__WORK TO DO__: Reproduce the part of the data that opens with the line containing "outgoing-message[interactable]: ... xyxy=(744,928,809,1002)" and closes with the line containing "Segment this screenshot: for", substituting "timestamp" for every "message-time" and leaving everything else unchanged.

Collected data entries:

○ ○ ○ ○ ○ ○ ○

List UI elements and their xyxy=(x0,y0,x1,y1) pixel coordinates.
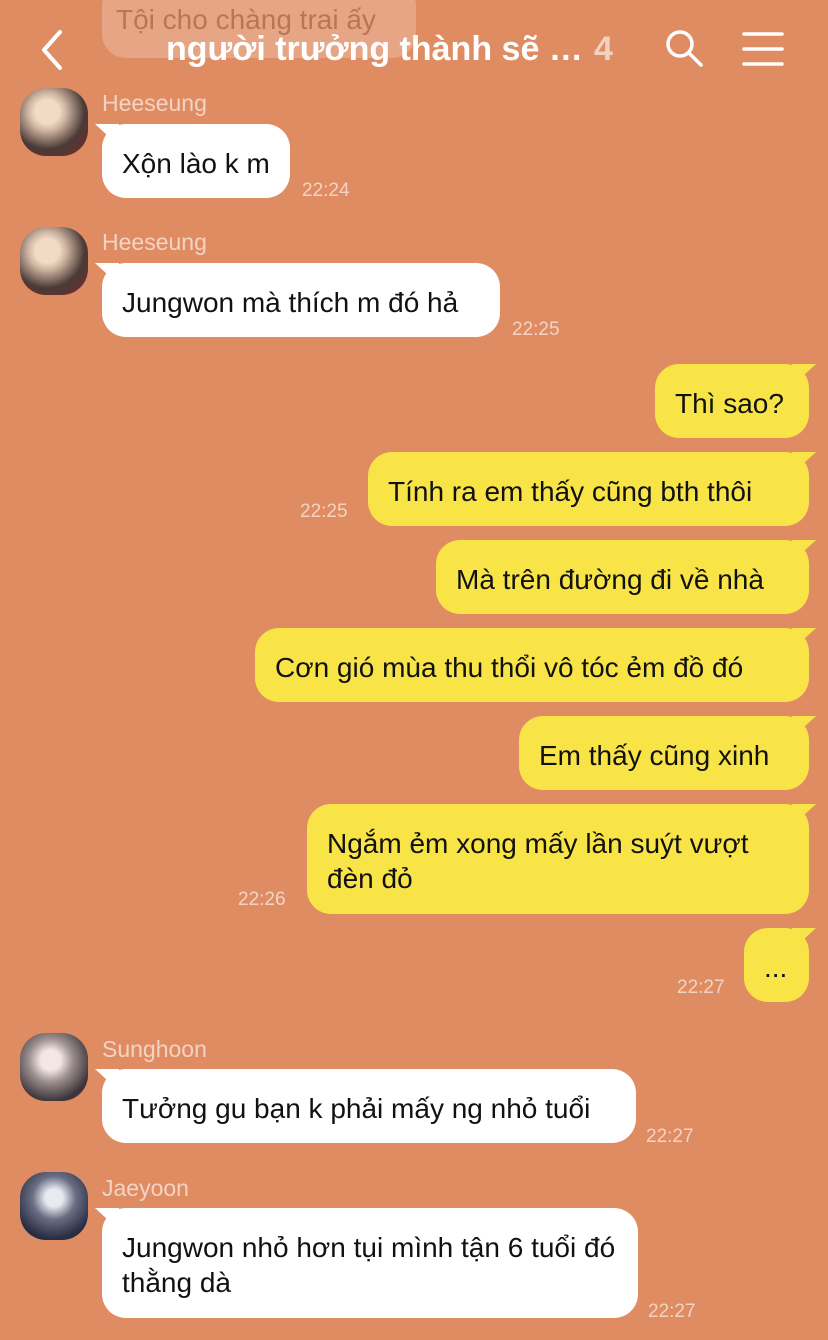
outgoing-message[interactable]: ... xyxy=(744,928,809,1002)
outgoing-message[interactable]: Thì sao? xyxy=(655,364,809,438)
menu-icon[interactable] xyxy=(742,30,784,68)
incoming-message[interactable]: Jungwon nhỏ hơn tụi mình tận 6 tuổi đó t… xyxy=(102,1208,638,1318)
incoming-message[interactable]: Tưởng gu bạn k phải mấy ng nhỏ tuổi xyxy=(102,1069,636,1143)
sender-name: Heeseung xyxy=(102,229,207,255)
message-time: 22:24 xyxy=(302,180,350,201)
message-time: 22:25 xyxy=(300,501,348,522)
message-time: 22:27 xyxy=(677,977,725,998)
message-time: 22:25 xyxy=(512,319,560,340)
incoming-message[interactable]: Xộn lào k m xyxy=(102,124,290,198)
incoming-message[interactable]: Jungwon mà thích m đó hả xyxy=(102,263,500,337)
member-count: 4 xyxy=(594,30,613,68)
sender-name: Sunghoon xyxy=(102,1036,207,1062)
sender-name: Jaeyoon xyxy=(102,1175,189,1201)
outgoing-message[interactable]: Ngắm ẻm xong mấy lần suýt vượt đèn đỏ xyxy=(307,804,809,914)
outgoing-message[interactable]: Mà trên đường đi về nhà xyxy=(436,540,809,614)
search-icon[interactable] xyxy=(664,28,704,68)
avatar-sunghoon[interactable] xyxy=(20,1033,88,1101)
outgoing-message[interactable]: Tính ra em thấy cũng bth thôi xyxy=(368,452,809,526)
back-icon[interactable] xyxy=(36,26,80,74)
chat-title[interactable]: người trưởng thành sẽ th... xyxy=(166,30,586,69)
outgoing-message[interactable]: Cơn gió mùa thu thổi vô tóc ẻm đồ đó xyxy=(255,628,809,702)
outgoing-message[interactable]: Em thấy cũng xinh xyxy=(519,716,809,790)
chat-header: người trưởng thành sẽ th... 4 xyxy=(0,0,828,100)
avatar-heeseung[interactable] xyxy=(20,88,88,156)
avatar-jaeyoon[interactable] xyxy=(20,1172,88,1240)
message-time: 22:27 xyxy=(648,1301,696,1322)
message-time: 22:27 xyxy=(646,1126,694,1147)
sender-name: Heeseung xyxy=(102,90,207,116)
message-time: 22:26 xyxy=(238,889,286,910)
avatar-heeseung[interactable] xyxy=(20,227,88,295)
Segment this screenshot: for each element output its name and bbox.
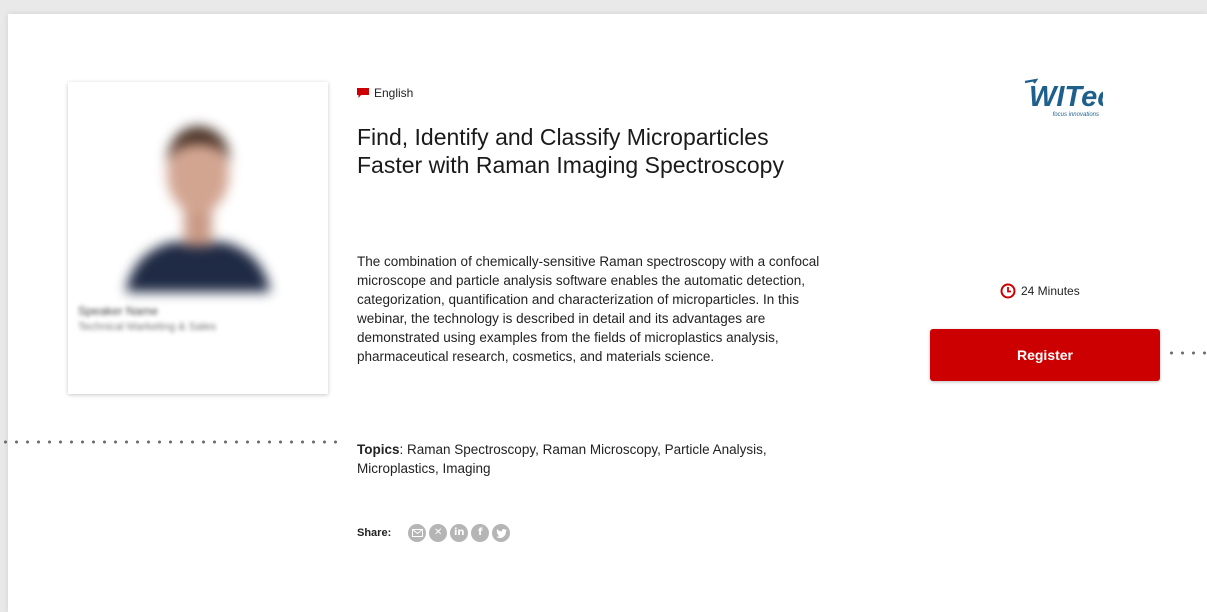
share-label: Share: (357, 527, 392, 539)
duration-text: 24 Minutes (1021, 284, 1080, 298)
speaker-card[interactable]: Speaker Name Technical Marketing & Sales (68, 82, 328, 394)
xing-icon[interactable]: ✕ (429, 524, 448, 542)
language-label: English (357, 86, 413, 100)
speaker-role: Technical Marketing & Sales (78, 321, 217, 333)
clock-icon (1000, 283, 1016, 299)
speaker-name: Speaker Name (78, 304, 159, 318)
webinar-description: The combination of chemically-sensitive … (357, 254, 820, 364)
facebook-icon[interactable]: f (471, 524, 490, 542)
twitter-icon[interactable] (492, 524, 511, 542)
speech-bubble-icon (357, 88, 369, 98)
topics-list: : Raman Spectroscopy, Raman Microscopy, … (357, 442, 767, 476)
register-button[interactable]: Register (930, 329, 1160, 381)
topics-label: Topics (357, 442, 400, 457)
email-icon[interactable] (408, 524, 427, 542)
language-text: English (374, 86, 414, 100)
webinar-topics: Topics: Raman Spectroscopy, Raman Micros… (357, 440, 837, 478)
logo-tagline: focus innovations (1053, 112, 1099, 118)
webinar-title: Find, Identify and Classify Microparticl… (357, 124, 784, 178)
linkedin-icon[interactable]: in (450, 524, 469, 542)
dotted-connector-right (1166, 351, 1207, 355)
witec-logo[interactable]: WITec focus innovations (1023, 76, 1103, 120)
logo-text: WITec (1029, 81, 1103, 113)
dotted-connector-left (0, 440, 345, 444)
speaker-info: Speaker Name Technical Marketing & Sales (78, 304, 318, 333)
duration-info: 24 Minutes (1000, 283, 1080, 299)
share-bar: Share: ✕ in f (357, 524, 511, 542)
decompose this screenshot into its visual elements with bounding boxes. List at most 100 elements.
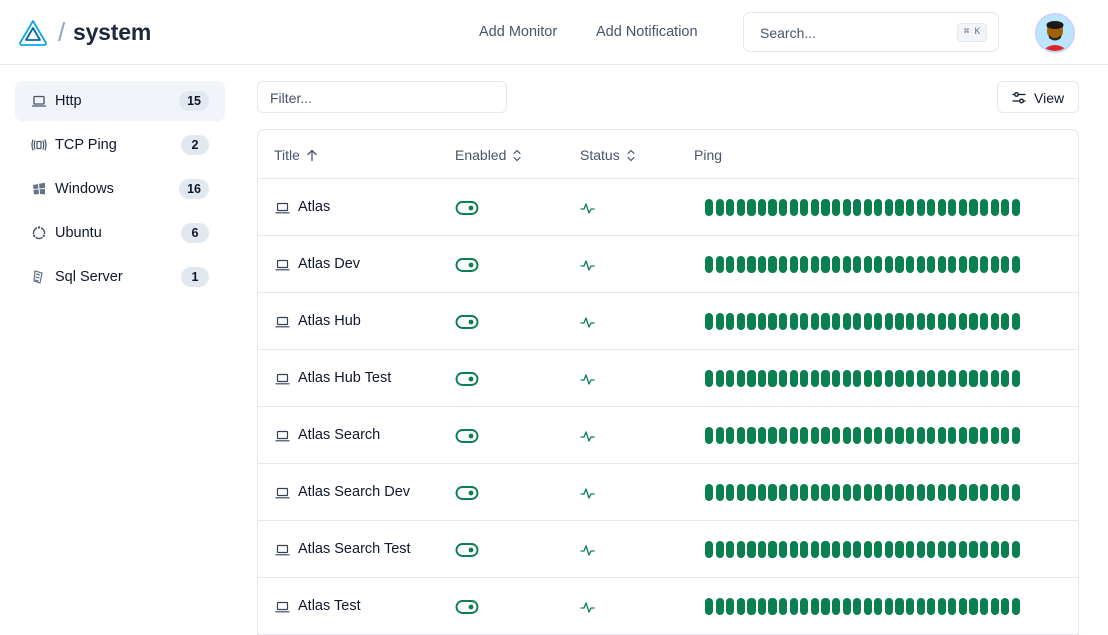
ping-bar [800,199,809,216]
ping-bar [779,427,788,444]
laptop-icon [275,373,290,385]
activity-icon [580,374,595,385]
table-row[interactable]: Atlas Hub Test [258,350,1078,407]
ping-bar [705,199,714,216]
ping-bar [831,256,841,273]
column-header-enabled[interactable]: Enabled [455,147,522,163]
ping-bar [757,484,767,501]
toggle-on-icon[interactable] [455,200,479,216]
toggle-on-icon[interactable] [455,428,479,444]
sidebar-item-tcp-ping[interactable]: TCP Ping 2 [15,125,225,165]
monitor-title[interactable]: Atlas Hub Test [298,370,391,386]
ping-bar [853,256,862,273]
arrow-up-icon [307,149,317,162]
table-row[interactable]: Atlas Search [258,407,1078,464]
ping-history [705,541,1020,558]
view-button[interactable]: View [997,81,1079,113]
sidebar-item-label: Ubuntu [55,225,102,241]
monitor-title[interactable]: Atlas [298,199,330,215]
table-row[interactable]: Atlas Search Dev [258,464,1078,521]
column-header-title[interactable]: Title [274,147,318,163]
laptop-icon [275,259,290,271]
ping-bar [715,313,724,330]
ping-bar [842,370,851,387]
user-avatar[interactable] [1035,13,1075,53]
ping-bar [895,313,904,330]
toggle-on-icon[interactable] [455,485,479,501]
ping-bar [810,427,819,444]
ping-bar [905,199,915,216]
ping-bar [842,484,851,501]
ping-bar [715,484,724,501]
table-row[interactable]: Atlas Search Test [258,521,1078,578]
ping-bar [831,313,841,330]
ping-bar [810,199,819,216]
toggle-on-icon[interactable] [455,599,479,615]
monitor-title[interactable]: Atlas Search Test [298,541,411,557]
ping-bar [927,199,936,216]
column-header-label: Status [580,147,620,163]
filter-input[interactable]: Filter... [257,81,507,113]
ping-bar [874,199,883,216]
ping-bar [747,484,756,501]
ping-bar [895,427,904,444]
sidebar-item-label: TCP Ping [55,137,117,153]
sidebar-item-ubuntu[interactable]: Ubuntu 6 [15,213,225,253]
ping-bar [747,256,756,273]
table-row[interactable]: Atlas Test [258,578,1078,635]
ping-bar [980,370,989,387]
ping-bar [916,256,925,273]
column-header-status[interactable]: Status [580,147,636,163]
add-notification-link[interactable]: Add Notification [596,24,698,40]
column-header-ping: Ping [694,147,723,163]
toggle-on-icon[interactable] [455,314,479,330]
ping-bar [884,256,894,273]
ping-bar [831,541,841,558]
toggle-on-icon[interactable] [455,257,479,273]
ping-bar [895,541,904,558]
ping-bar [969,598,978,615]
toggle-on-icon[interactable] [455,542,479,558]
ping-bar [705,541,714,558]
ping-bar [969,313,978,330]
monitor-title[interactable]: Atlas Search [298,427,380,443]
table-row[interactable]: Atlas Dev [258,236,1078,293]
ping-bar [884,541,894,558]
table-row[interactable]: Atlas [258,179,1078,236]
ping-history [705,256,1020,273]
monitor-title[interactable]: Atlas Test [298,598,361,614]
ping-bar [736,256,745,273]
sidebar-item-sql-server[interactable]: Sql Server 1 [15,257,225,297]
monitor-title[interactable]: Atlas Dev [298,256,360,272]
ping-bar [863,199,872,216]
brand-name[interactable]: system [73,19,151,46]
ping-bar [1011,370,1020,387]
sidebar-item-http[interactable]: Http 15 [15,81,225,121]
ping-bar [705,370,714,387]
monitor-title[interactable]: Atlas Hub [298,313,361,329]
ping-bar [1001,370,1010,387]
toggle-on-icon[interactable] [455,371,479,387]
ping-bar [927,313,936,330]
ping-bar [810,484,819,501]
search-box[interactable]: Search... ⌘ K [743,12,999,52]
column-header-label: Title [274,147,300,163]
ping-bar [958,370,968,387]
chevrons-up-down-icon [513,149,521,162]
ping-bar [853,484,862,501]
ping-bar [757,199,767,216]
app-logo-icon[interactable] [18,19,48,47]
ping-bar [905,598,915,615]
ping-bar [757,541,767,558]
monitor-title[interactable]: Atlas Search Dev [298,484,410,500]
table-row[interactable]: Atlas Hub [258,293,1078,350]
ping-bar [969,541,978,558]
add-monitor-link[interactable]: Add Monitor [479,24,557,40]
ping-bar [810,541,819,558]
filter-placeholder: Filter... [270,90,313,106]
ping-bar [916,370,925,387]
sidebar-item-windows[interactable]: Windows 16 [15,169,225,209]
ping-bar [948,199,957,216]
ping-bar [884,199,894,216]
sidebar-item-label: Http [55,93,82,109]
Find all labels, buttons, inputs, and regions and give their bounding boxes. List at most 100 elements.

○ ○ ○ ○ ○ ○ ○

__RESULT FOR THIS EXERCISE__:
outgoing-message[interactable]: ... xyxy=(744,928,809,1002)
outgoing-message[interactable]: Thì sao? xyxy=(655,364,809,438)
menu-icon[interactable] xyxy=(742,30,784,68)
incoming-message[interactable]: Jungwon nhỏ hơn tụi mình tận 6 tuổi đó t… xyxy=(102,1208,638,1318)
incoming-message[interactable]: Tưởng gu bạn k phải mấy ng nhỏ tuổi xyxy=(102,1069,636,1143)
sender-name: Heeseung xyxy=(102,229,207,255)
timestamp: 22:24 xyxy=(302,180,350,201)
timestamp: 22:25 xyxy=(300,501,348,522)
timestamp: 22:27 xyxy=(677,977,725,998)
timestamp: 22:25 xyxy=(512,319,560,340)
incoming-message[interactable]: Xộn lào k m xyxy=(102,124,290,198)
incoming-message[interactable]: Jungwon mà thích m đó hả xyxy=(102,263,500,337)
member-count: 4 xyxy=(594,30,613,68)
sender-name: Sunghoon xyxy=(102,1036,207,1062)
sender-name: Jaeyoon xyxy=(102,1175,189,1201)
outgoing-message[interactable]: Ngắm ẻm xong mấy lần suýt vượt đèn đỏ xyxy=(307,804,809,914)
outgoing-message[interactable]: Mà trên đường đi về nhà xyxy=(436,540,809,614)
search-icon[interactable] xyxy=(664,28,704,68)
avatar-sunghoon[interactable] xyxy=(20,1033,88,1101)
outgoing-message[interactable]: Tính ra em thấy cũng bth thôi xyxy=(368,452,809,526)
back-icon[interactable] xyxy=(36,26,80,74)
chat-title[interactable]: người trưởng thành sẽ th... xyxy=(166,30,586,69)
outgoing-message[interactable]: Cơn gió mùa thu thổi vô tóc ẻm đồ đó xyxy=(255,628,809,702)
outgoing-message[interactable]: Em thấy cũng xinh xyxy=(519,716,809,790)
chat-header: người trưởng thành sẽ th... 4 xyxy=(0,0,828,100)
avatar-heeseung[interactable] xyxy=(20,88,88,156)
avatar-jaeyoon[interactable] xyxy=(20,1172,88,1240)
timestamp: 22:27 xyxy=(648,1301,696,1322)
timestamp: 22:27 xyxy=(646,1126,694,1147)
sender-name: Heeseung xyxy=(102,90,207,116)
timestamp: 22:26 xyxy=(238,889,286,910)
avatar-heeseung[interactable] xyxy=(20,227,88,295)
Segment this screenshot: for each element output its name and bbox.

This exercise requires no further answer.